◆ Provided entries:
Begin
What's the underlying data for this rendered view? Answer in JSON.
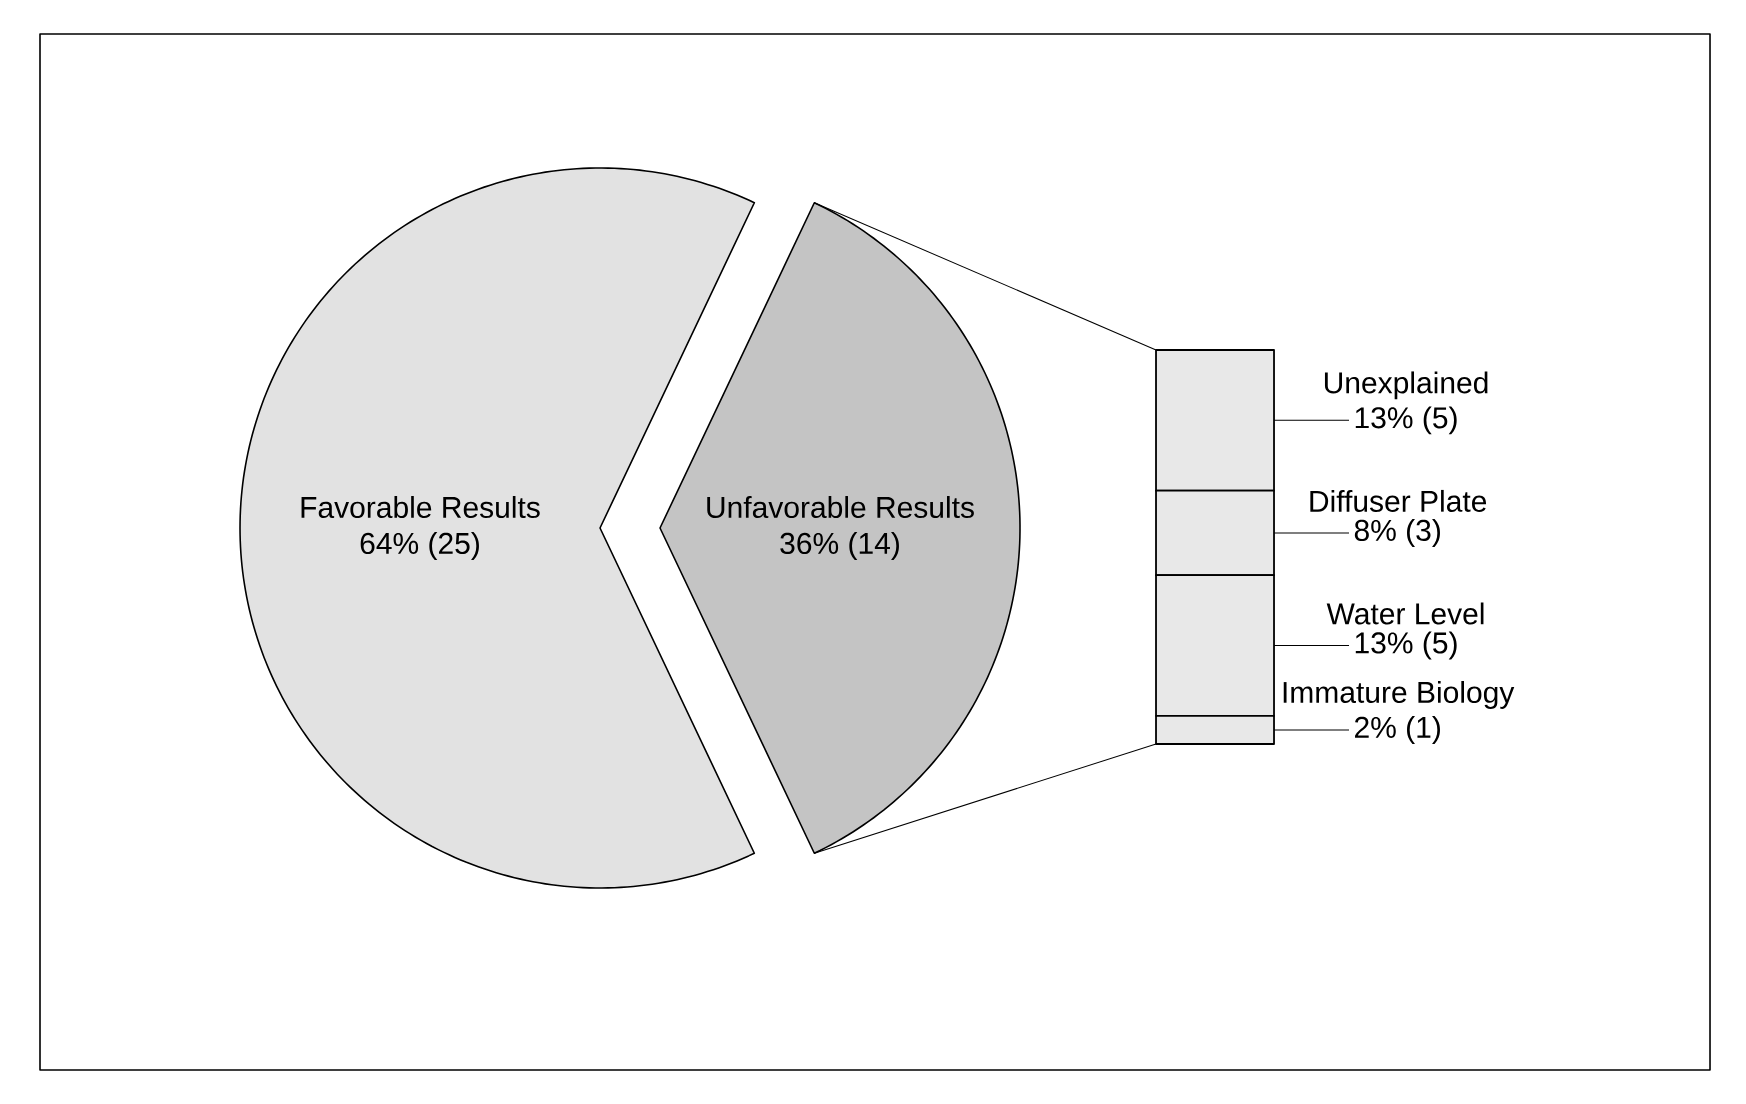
{
  "chart_data": [
    {
      "type": "pie",
      "categories": [
        "Favorable Results",
        "Unfavorable Results"
      ],
      "values": [
        25,
        14
      ],
      "value_labels": [
        "64% (25)",
        "36% (14)"
      ],
      "colors": [
        "#e2e2e2",
        "#c4c4c4"
      ]
    },
    {
      "type": "bar",
      "stacked": true,
      "categories": [
        null
      ],
      "series": [
        {
          "name": "Immature Biology",
          "color": "#e8e8e8",
          "values": [
            1
          ],
          "value_labels": [
            "2% (1)"
          ]
        },
        {
          "name": "Water Level",
          "color": "#e8e8e8",
          "values": [
            5
          ],
          "value_labels": [
            "13% (5)"
          ]
        },
        {
          "name": "Diffuser Plate",
          "color": "#e8e8e8",
          "values": [
            3
          ],
          "value_labels": [
            "8% (3)"
          ]
        },
        {
          "name": "Unexplained",
          "color": "#e8e8e8",
          "values": [
            5
          ],
          "value_labels": [
            "13% (5)"
          ]
        }
      ]
    }
  ]
}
End
◆ Description of the task:
Say only how many lines in the records carry the word "Results".

◆ Task result:
2